Dataset rows:
+++

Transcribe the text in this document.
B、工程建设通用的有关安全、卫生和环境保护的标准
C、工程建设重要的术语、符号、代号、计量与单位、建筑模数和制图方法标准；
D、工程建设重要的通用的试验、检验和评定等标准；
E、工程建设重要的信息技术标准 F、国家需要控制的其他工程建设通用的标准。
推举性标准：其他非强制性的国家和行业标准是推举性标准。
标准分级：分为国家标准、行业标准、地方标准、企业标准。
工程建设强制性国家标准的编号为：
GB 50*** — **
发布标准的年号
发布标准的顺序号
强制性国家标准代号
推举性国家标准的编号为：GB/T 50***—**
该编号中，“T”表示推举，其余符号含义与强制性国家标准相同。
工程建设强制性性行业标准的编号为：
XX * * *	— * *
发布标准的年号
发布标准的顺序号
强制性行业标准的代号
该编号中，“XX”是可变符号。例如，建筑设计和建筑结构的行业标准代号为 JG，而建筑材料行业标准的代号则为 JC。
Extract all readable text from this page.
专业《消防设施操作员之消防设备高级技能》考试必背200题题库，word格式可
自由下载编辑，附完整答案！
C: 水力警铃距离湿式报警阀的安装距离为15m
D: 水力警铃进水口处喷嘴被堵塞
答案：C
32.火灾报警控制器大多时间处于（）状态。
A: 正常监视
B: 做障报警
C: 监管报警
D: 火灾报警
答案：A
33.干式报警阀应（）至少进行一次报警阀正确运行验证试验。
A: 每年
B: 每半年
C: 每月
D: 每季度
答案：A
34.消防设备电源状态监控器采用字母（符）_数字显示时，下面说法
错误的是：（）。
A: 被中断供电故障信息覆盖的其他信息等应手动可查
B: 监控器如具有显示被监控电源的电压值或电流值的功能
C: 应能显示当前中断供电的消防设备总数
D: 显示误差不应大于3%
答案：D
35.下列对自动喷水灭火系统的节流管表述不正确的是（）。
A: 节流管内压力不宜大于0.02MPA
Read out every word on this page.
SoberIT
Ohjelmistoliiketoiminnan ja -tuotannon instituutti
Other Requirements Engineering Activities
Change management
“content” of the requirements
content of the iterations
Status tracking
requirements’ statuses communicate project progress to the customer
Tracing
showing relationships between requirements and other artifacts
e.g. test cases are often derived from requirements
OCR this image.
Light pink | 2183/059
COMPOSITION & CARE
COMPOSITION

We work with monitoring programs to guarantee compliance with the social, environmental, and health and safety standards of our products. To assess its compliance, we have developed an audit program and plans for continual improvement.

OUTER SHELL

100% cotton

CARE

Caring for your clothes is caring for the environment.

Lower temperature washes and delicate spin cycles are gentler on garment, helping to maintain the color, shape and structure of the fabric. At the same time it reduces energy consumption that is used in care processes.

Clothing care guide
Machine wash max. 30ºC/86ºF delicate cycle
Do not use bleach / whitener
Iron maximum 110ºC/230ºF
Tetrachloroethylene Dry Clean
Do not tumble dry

+++

**Written instruction:**
Return every line of the material exactly.

**Written solution:**
Transcribe the text in this document.
B、工程建设通用的有关安全、卫生和环境保护的标准
C、工程建设重要的术语、符号、代号、计量与单位、建筑模数和制图方法标准；
D、工程建设重要的通用的试验、检验和评定等标准；
E、工程建设重要的信息技术标准 F、国家需要控制的其他工程建设通用的标准。
推举性标准：其他非强制性的国家和行业标准是推举性标准。
标准分级：分为国家标准、行业标准、地方标准、企业标准。
工程建设强制性国家标准的编号为：
GB 50*** — **
发布标准的年号
发布标准的顺序号
强制性国家标准代号
推举性国家标准的编号为：GB/T 50***—**
该编号中，“T”表示推举，其余符号含义与强制性国家标准相同。
工程建设强制性性行业标准的编号为：
XX * * *	— * *
发布标准的年号
发布标准的顺序号
强制性行业标准的代号
该编号中，“XX”是可变符号。例如，建筑设计和建筑结构的行业标准代号为 JG，而建筑材料行业标准的代号则为 JC。
Extract all readable text from this page.
专业《消防设施操作员之消防设备高级技能》考试必背200题题库，word格式可
自由下载编辑，附完整答案！
C: 水力警铃距离湿式报警阀的安装距离为15m
D: 水力警铃进水口处喷嘴被堵塞
答案：C
32.火灾报警控制器大多时间处于（）状态。
A: 正常监视
B: 做障报警
C: 监管报警
D: 火灾报警
答案：A
33.干式报警阀应（）至少进行一次报警阀正确运行验证试验。
A: 每年
B: 每半年
C: 每月
D: 每季度
答案：A
34.消防设备电源状态监控器采用字母（符）_数字显示时，下面说法
错误的是：（）。
A: 被中断供电故障信息覆盖的其他信息等应手动可查
B: 监控器如具有显示被监控电源的电压值或电流值的功能
C: 应能显示当前中断供电的消防设备总数
D: 显示误差不应大于3%
答案：D
35.下列对自动喷水灭火系统的节流管表述不正确的是（）。
A: 节流管内压力不宜大于0.02MPA
Read out every word on this page.
SoberIT
Ohjelmistoliiketoiminnan ja -tuotannon instituutti
Other Requirements Engineering Activities
Change management
“content” of the requirements
content of the iterations
Status tracking
requirements’ statuses communicate project progress to the customer
Tracing
showing relationships between requirements and other artifacts
e.g. test cases are often derived from requirements
OCR this image.
Light pink | 2183/059
COMPOSITION & CARE
COMPOSITION

We work with monitoring programs to guarantee compliance with the social, environmental, and health and safety standards of our products. To assess its compliance, we have developed an audit program and plans for continual improvement.

OUTER SHELL

100% cotton

CARE

Caring for your clothes is caring for the environment.

Lower temperature washes and delicate spin cycles are gentler on garment, helping to maintain the color, shape and structure of the fabric. At the same time it reduces energy consumption that is used in care processes.

Clothing care guide
Machine wash max. 30ºC/86ºF delicate cycle
Do not use bleach / whitener
Iron maximum 110ºC/230ºF
Tetrachloroethylene Dry Clean
Do not tumble dry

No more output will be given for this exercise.